[Materials provided]
——

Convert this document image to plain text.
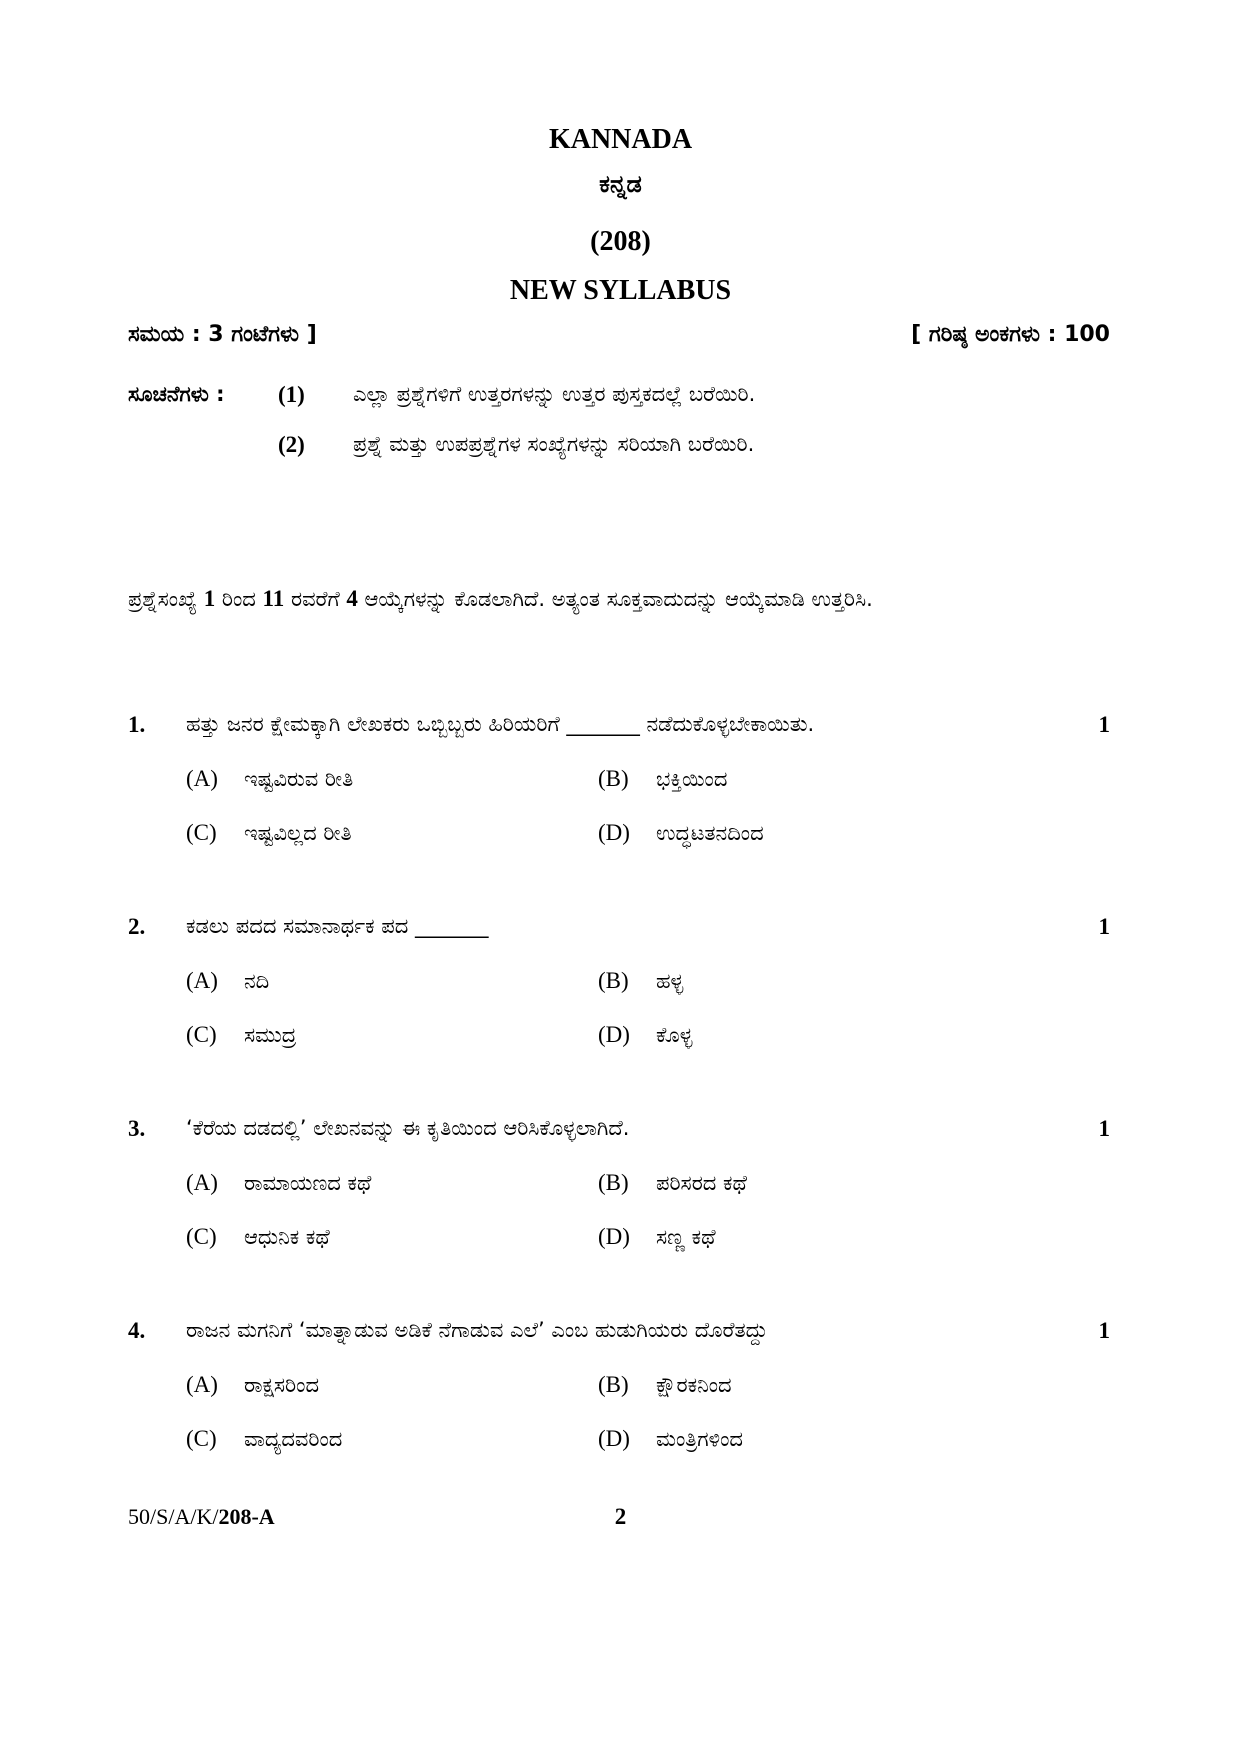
KANNADA
ಕನ್ನಡ
(208)
NEW SYLLABUS
ಸಮಯ : 3 ಗಂಟೆಗಳು ]	[ ಗರಿಷ್ಠ ಅಂಕಗಳು : 100
ಸೂಚನೆಗಳು : (1) ಎಲ್ಲಾ ಪ್ರಶ್ನೆಗಳಿಗೆ ಉತ್ತರಗಳನ್ನು ಉತ್ತರ ಪುಸ್ತಕದಲ್ಲೆ ಬರೆಯಿರಿ.
(2) ಪ್ರಶ್ನೆ ಮತ್ತು ಉಪಪ್ರಶ್ನೆಗಳ ಸಂಖ್ಯೆಗಳನ್ನು ಸರಿಯಾಗಿ ಬರೆಯಿರಿ.
ಪ್ರಶ್ನೆಸಂಖ್ಯೆ 1 ರಿಂದ 11 ರವರೆಗೆ 4 ಆಯ್ಕೆಗಳನ್ನು ಕೊಡಲಾಗಿದೆ. ಅತ್ಯಂತ ಸೂಕ್ತವಾದುದನ್ನು ಆಯ್ಕೆಮಾಡಿ ಉತ್ತರಿಸಿ.
1. ಹತ್ತು ಜನರ ಕ್ಷೇಮಕ್ಕಾಗಿ ಲೇಖಕರು ಒಬ್ಬಿಬ್ಬರು ಹಿರಿಯರಿಗೆ _______ ನಡೆದುಕೊಳ್ಳಬೇಕಾಯಿತು.	1
(A) ಇಷ್ಟವಿರುವ ರೀತಿ	(B) ಭಕ್ತಿಯಿಂದ
(C) ಇಷ್ಟವಿಲ್ಲದ ರೀತಿ	(D) ಉದ್ಧಟತನದಿಂದ
2. ಕಡಲು ಪದದ ಸಮಾನಾರ್ಥಕ ಪದ _______	1
(A) ನದಿ	(B) ಹಳ್ಳ
(C) ಸಮುದ್ರ	(D) ಕೊಳ್ಳ
3. ‘ಕೆರೆಯ ದಡದಲ್ಲಿ’ ಲೇಖನವನ್ನು ಈ ಕೃತಿಯಿಂದ ಆರಿಸಿಕೊಳ್ಳಲಾಗಿದೆ.	1
(A) ರಾಮಾಯಣದ ಕಥೆ	(B) ಪರಿಸರದ ಕಥೆ
(C) ಆಧುನಿಕ ಕಥೆ	(D) ಸಣ್ಣ ಕಥೆ
4. ರಾಜನ ಮಗನಿಗೆ ‘ಮಾತ್ನಾಡುವ ಅಡಿಕೆ ನೆಗಾಡುವ ಎಲೆ’ ಎಂಬ ಹುಡುಗಿಯರು ದೊರೆತದ್ದು	1
(A) ರಾಕ್ಷಸರಿಂದ	(B) ಕ್ಷೌರಕನಿಂದ
(C) ವಾದ್ಯದವರಿಂದ	(D) ಮಂತ್ರಿಗಳಿಂದ
50/S/A/K/208-A	2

——

[Exercise objective]
Exclude the pictures, and transcribe all of the material exactly.

[Response to the exercise]
Convert this document image to plain text.
KANNADA
ಕನ್ನಡ
(208)
NEW SYLLABUS
ಸಮಯ : 3 ಗಂಟೆಗಳು ]	[ ಗರಿಷ್ಠ ಅಂಕಗಳು : 100
ಸೂಚನೆಗಳು : (1) ಎಲ್ಲಾ ಪ್ರಶ್ನೆಗಳಿಗೆ ಉತ್ತರಗಳನ್ನು ಉತ್ತರ ಪುಸ್ತಕದಲ್ಲೆ ಬರೆಯಿರಿ.
(2) ಪ್ರಶ್ನೆ ಮತ್ತು ಉಪಪ್ರಶ್ನೆಗಳ ಸಂಖ್ಯೆಗಳನ್ನು ಸರಿಯಾಗಿ ಬರೆಯಿರಿ.
ಪ್ರಶ್ನೆಸಂಖ್ಯೆ 1 ರಿಂದ 11 ರವರೆಗೆ 4 ಆಯ್ಕೆಗಳನ್ನು ಕೊಡಲಾಗಿದೆ. ಅತ್ಯಂತ ಸೂಕ್ತವಾದುದನ್ನು ಆಯ್ಕೆಮಾಡಿ ಉತ್ತರಿಸಿ.
1. ಹತ್ತು ಜನರ ಕ್ಷೇಮಕ್ಕಾಗಿ ಲೇಖಕರು ಒಬ್ಬಿಬ್ಬರು ಹಿರಿಯರಿಗೆ _______ ನಡೆದುಕೊಳ್ಳಬೇಕಾಯಿತು.	1
(A) ಇಷ್ಟವಿರುವ ರೀತಿ	(B) ಭಕ್ತಿಯಿಂದ
(C) ಇಷ್ಟವಿಲ್ಲದ ರೀತಿ	(D) ಉದ್ಧಟತನದಿಂದ
2. ಕಡಲು ಪದದ ಸಮಾನಾರ್ಥಕ ಪದ _______	1
(A) ನದಿ	(B) ಹಳ್ಳ
(C) ಸಮುದ್ರ	(D) ಕೊಳ್ಳ
3. ‘ಕೆರೆಯ ದಡದಲ್ಲಿ’ ಲೇಖನವನ್ನು ಈ ಕೃತಿಯಿಂದ ಆರಿಸಿಕೊಳ್ಳಲಾಗಿದೆ.	1
(A) ರಾಮಾಯಣದ ಕಥೆ	(B) ಪರಿಸರದ ಕಥೆ
(C) ಆಧುನಿಕ ಕಥೆ	(D) ಸಣ್ಣ ಕಥೆ
4. ರಾಜನ ಮಗನಿಗೆ ‘ಮಾತ್ನಾಡುವ ಅಡಿಕೆ ನೆಗಾಡುವ ಎಲೆ’ ಎಂಬ ಹುಡುಗಿಯರು ದೊರೆತದ್ದು	1
(A) ರಾಕ್ಷಸರಿಂದ	(B) ಕ್ಷೌರಕನಿಂದ
(C) ವಾದ್ಯದವರಿಂದ	(D) ಮಂತ್ರಿಗಳಿಂದ
50/S/A/K/208-A	2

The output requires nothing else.